(Dataset items)
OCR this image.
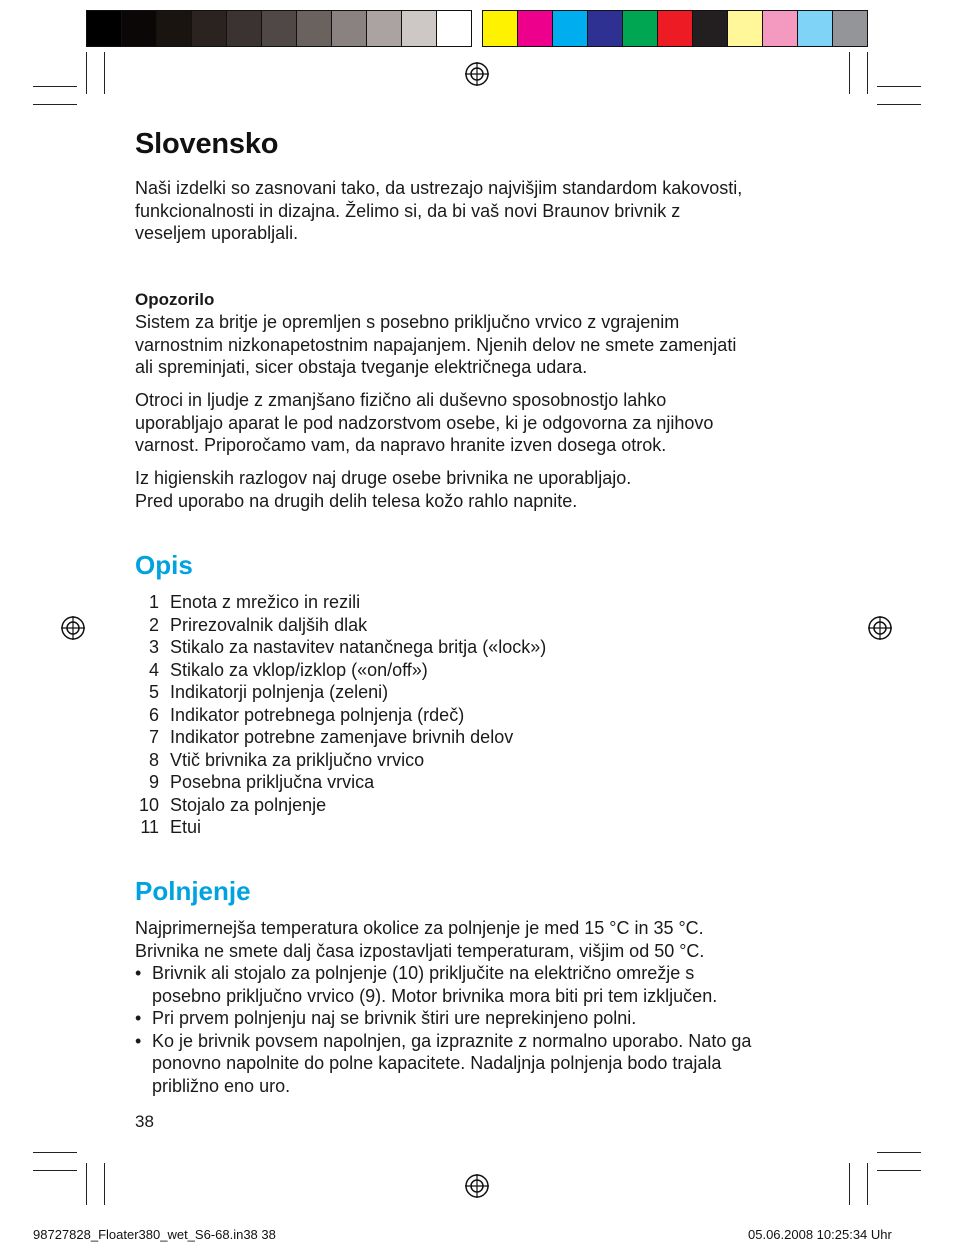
Slovensko

Naši izdelki so zasnovani tako, da ustrezajo najvišjim standardom kakovosti,
funkcionalnosti in dizajna. Želimo si, da bi vaš novi Braunov brivnik z
veseljem uporabljali.

Opozorilo

Sistem za britje je opremljen s posebno priključno vrvico z vgrajenim
varnostnim nizkonapetostnim napajanjem. Njenih delov ne smete zamenjati
ali spreminjati, sicer obstaja tveganje električnega udara.

Otroci in ljudje z zmanjšano fizično ali duševno sposobnostjo lahko
uporabljajo aparat le pod nadzorstvom osebe, ki je odgovorna za njihovo
varnost. Priporočamo vam, da napravo hranite izven dosega otrok.

Iz higienskih razlogov naj druge osebe brivnika ne uporabljajo.
Pred uporabo na drugih delih telesa kožo rahlo napnite.

Opis
1 Enota z mrežico in rezili
2 Prirezovalnik daljših dlak
3 Stikalo za nastavitev natančnega britja («lock»)
4 Stikalo za vklop/izklop («on/off»)
5 Indikatorji polnjenja (zeleni)
6 Indikator potrebnega polnjenja (rdeč)
7 Indikator potrebne zamenjave brivnih delov
8 Vtič brivnika za priključno vrvico
9 Posebna priključna vrvica
10 Stojalo za polnjenje
11 Etui
Polnjenje

Najprimernejša temperatura okolice za polnjenje je med 15 °C in 35 °C.
Brivnika ne smete dalj časa izpostavljati temperaturam, višjim od 50 °C.

• Brivnik ali stojalo za polnjenje (10) priključite na električno omrežje s
posebno priključno vrvico (9). Motor brivnika mora biti pri tem izključen.
• Pri prvem polnjenju naj se brivnik štiri ure neprekinjeno polni.
• Ko je brivnik povsem napolnjen, ga izpraznite z normalno uporabo. Nato ga
ponovno napolnite do polne kapacitete. Nadaljnja polnjenja bodo trajala
približno eno uro.
38
98727828_Floater380_wet_S6-68.in38 38	05.06.2008 10:25:34 Uhr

:: WHAT TO DO ::
Your copy should hold every record word for word and none of the pictures.

:: OUTPUT BELOW ::
OCR this image.
Slovensko

Naši izdelki so zasnovani tako, da ustrezajo najvišjim standardom kakovosti,
funkcionalnosti in dizajna. Želimo si, da bi vaš novi Braunov brivnik z
veseljem uporabljali.

Opozorilo

Sistem za britje je opremljen s posebno priključno vrvico z vgrajenim
varnostnim nizkonapetostnim napajanjem. Njenih delov ne smete zamenjati
ali spreminjati, sicer obstaja tveganje električnega udara.

Otroci in ljudje z zmanjšano fizično ali duševno sposobnostjo lahko
uporabljajo aparat le pod nadzorstvom osebe, ki je odgovorna za njihovo
varnost. Priporočamo vam, da napravo hranite izven dosega otrok.

Iz higienskih razlogov naj druge osebe brivnika ne uporabljajo.
Pred uporabo na drugih delih telesa kožo rahlo napnite.

Opis
1 Enota z mrežico in rezili
2 Prirezovalnik daljših dlak
3 Stikalo za nastavitev natančnega britja («lock»)
4 Stikalo za vklop/izklop («on/off»)
5 Indikatorji polnjenja (zeleni)
6 Indikator potrebnega polnjenja (rdeč)
7 Indikator potrebne zamenjave brivnih delov
8 Vtič brivnika za priključno vrvico
9 Posebna priključna vrvica
10 Stojalo za polnjenje
11 Etui
Polnjenje

Najprimernejša temperatura okolice za polnjenje je med 15 °C in 35 °C.
Brivnika ne smete dalj časa izpostavljati temperaturam, višjim od 50 °C.

• Brivnik ali stojalo za polnjenje (10) priključite na električno omrežje s
posebno priključno vrvico (9). Motor brivnika mora biti pri tem izključen.
• Pri prvem polnjenju naj se brivnik štiri ure neprekinjeno polni.
• Ko je brivnik povsem napolnjen, ga izpraznite z normalno uporabo. Nato ga
ponovno napolnite do polne kapacitete. Nadaljnja polnjenja bodo trajala
približno eno uro.
38
98727828_Floater380_wet_S6-68.in38 38	05.06.2008 10:25:34 Uhr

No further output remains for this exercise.